(To be done) Below is a block of records; repeat all of them exactly.
++++
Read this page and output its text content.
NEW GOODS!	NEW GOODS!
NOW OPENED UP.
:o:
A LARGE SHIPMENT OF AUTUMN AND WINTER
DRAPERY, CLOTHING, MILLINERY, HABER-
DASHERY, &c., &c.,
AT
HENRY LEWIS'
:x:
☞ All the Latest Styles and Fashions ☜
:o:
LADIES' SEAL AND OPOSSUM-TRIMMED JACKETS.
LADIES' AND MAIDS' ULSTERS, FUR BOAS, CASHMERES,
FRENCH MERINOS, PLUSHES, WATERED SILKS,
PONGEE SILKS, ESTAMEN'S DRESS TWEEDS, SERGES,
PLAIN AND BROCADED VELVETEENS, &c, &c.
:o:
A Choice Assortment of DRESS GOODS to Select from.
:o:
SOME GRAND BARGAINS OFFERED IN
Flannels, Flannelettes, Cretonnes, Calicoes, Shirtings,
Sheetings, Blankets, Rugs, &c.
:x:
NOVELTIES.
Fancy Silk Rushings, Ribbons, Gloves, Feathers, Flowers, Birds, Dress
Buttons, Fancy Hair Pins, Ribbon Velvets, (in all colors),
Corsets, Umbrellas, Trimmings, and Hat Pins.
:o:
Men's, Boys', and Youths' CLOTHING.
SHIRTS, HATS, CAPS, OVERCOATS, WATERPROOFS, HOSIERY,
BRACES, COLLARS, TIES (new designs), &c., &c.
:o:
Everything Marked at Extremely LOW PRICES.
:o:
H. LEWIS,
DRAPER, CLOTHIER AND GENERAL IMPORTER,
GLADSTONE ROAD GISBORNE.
++++
(Answer to the task)
Read this page and output its text content.
NEW GOODS!	NEW GOODS!
NOW OPENED UP.
:o:
A LARGE SHIPMENT OF AUTUMN AND WINTER
DRAPERY, CLOTHING, MILLINERY, HABER-
DASHERY, &c., &c.,
AT
HENRY LEWIS'
:x:
☞ All the Latest Styles and Fashions ☜
:o:
LADIES' SEAL AND OPOSSUM-TRIMMED JACKETS.
LADIES' AND MAIDS' ULSTERS, FUR BOAS, CASHMERES,
FRENCH MERINOS, PLUSHES, WATERED SILKS,
PONGEE SILKS, ESTAMEN'S DRESS TWEEDS, SERGES,
PLAIN AND BROCADED VELVETEENS, &c, &c.
:o:
A Choice Assortment of DRESS GOODS to Select from.
:o:
SOME GRAND BARGAINS OFFERED IN
Flannels, Flannelettes, Cretonnes, Calicoes, Shirtings,
Sheetings, Blankets, Rugs, &c.
:x:
NOVELTIES.
Fancy Silk Rushings, Ribbons, Gloves, Feathers, Flowers, Birds, Dress
Buttons, Fancy Hair Pins, Ribbon Velvets, (in all colors),
Corsets, Umbrellas, Trimmings, and Hat Pins.
:o:
Men's, Boys', and Youths' CLOTHING.
SHIRTS, HATS, CAPS, OVERCOATS, WATERPROOFS, HOSIERY,
BRACES, COLLARS, TIES (new designs), &c., &c.
:o:
Everything Marked at Extremely LOW PRICES.
:o:
H. LEWIS,
DRAPER, CLOTHIER AND GENERAL IMPORTER,
GLADSTONE ROAD GISBORNE.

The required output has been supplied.